Data to process:

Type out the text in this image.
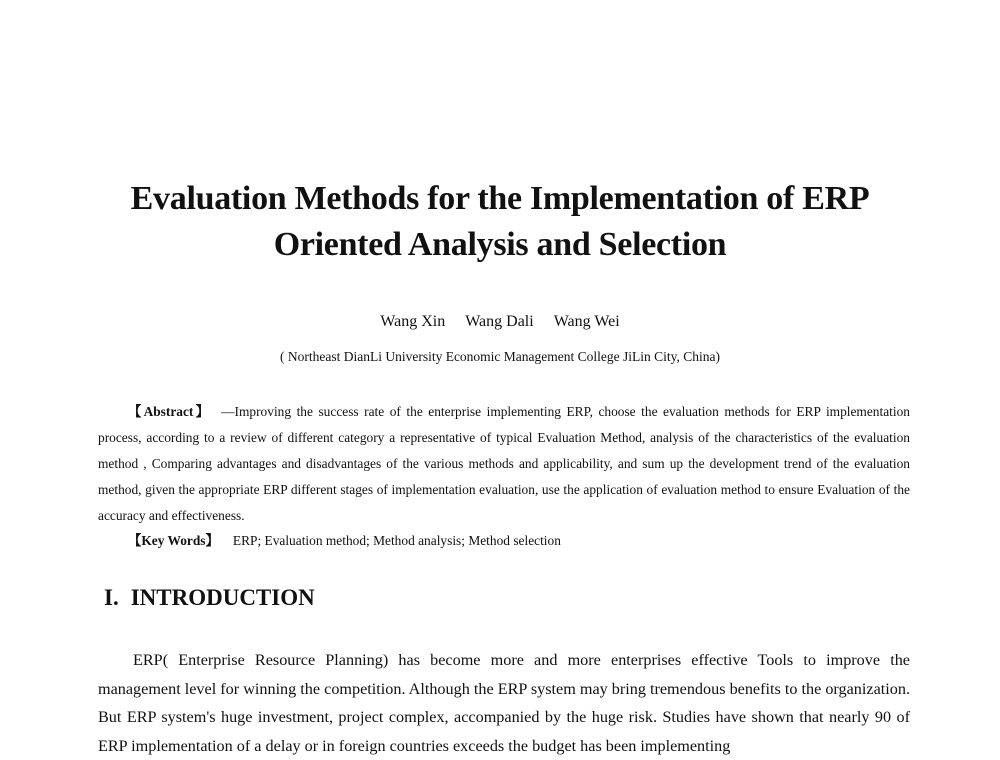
Evaluation Methods for the Implementation of ERP
Oriented Analysis and Selection
Wang Xin Wang Dali Wang Wei
( Northeast DianLi University Economic Management College JiLin City, China)
【Abstract】 —Improving the success rate of the enterprise implementing ERP, choose the evaluation methods for ERP implementation process, according to a review of different category a representative of typical Evaluation Method, analysis of the characteristics of the evaluation method , Comparing advantages and disadvantages of the various methods and applicability, and sum up the development trend of the evaluation method, given the appropriate ERP different stages of implementation evaluation, use the application of evaluation method to ensure Evaluation of the accuracy and effectiveness.
【Key Words】 ERP; Evaluation method; Method analysis; Method selection
I. INTRODUCTION
ERP( Enterprise Resource Planning) has become more and more enterprises effective Tools to improve the management level for winning the competition. Although the ERP system may bring tremendous benefits to the organization. But ERP system's huge investment, project complex, accompanied by the huge risk. Studies have shown that nearly 90 of ERP implementation of a delay or in foreign countries exceeds the budget has been implementing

Instruction:
Repeat the records above exactly, leaving out the pictures.

Reply:
Type out the text in this image.
Evaluation Methods for the Implementation of ERP
Oriented Analysis and Selection
Wang Xin Wang Dali Wang Wei
( Northeast DianLi University Economic Management College JiLin City, China)
【Abstract】 —Improving the success rate of the enterprise implementing ERP, choose the evaluation methods for ERP implementation process, according to a review of different category a representative of typical Evaluation Method, analysis of the characteristics of the evaluation method , Comparing advantages and disadvantages of the various methods and applicability, and sum up the development trend of the evaluation method, given the appropriate ERP different stages of implementation evaluation, use the application of evaluation method to ensure Evaluation of the accuracy and effectiveness.
【Key Words】 ERP; Evaluation method; Method analysis; Method selection
I. INTRODUCTION
ERP( Enterprise Resource Planning) has become more and more enterprises effective Tools to improve the management level for winning the competition. Although the ERP system may bring tremendous benefits to the organization. But ERP system's huge investment, project complex, accompanied by the huge risk. Studies have shown that nearly 90 of ERP implementation of a delay or in foreign countries exceeds the budget has been implementing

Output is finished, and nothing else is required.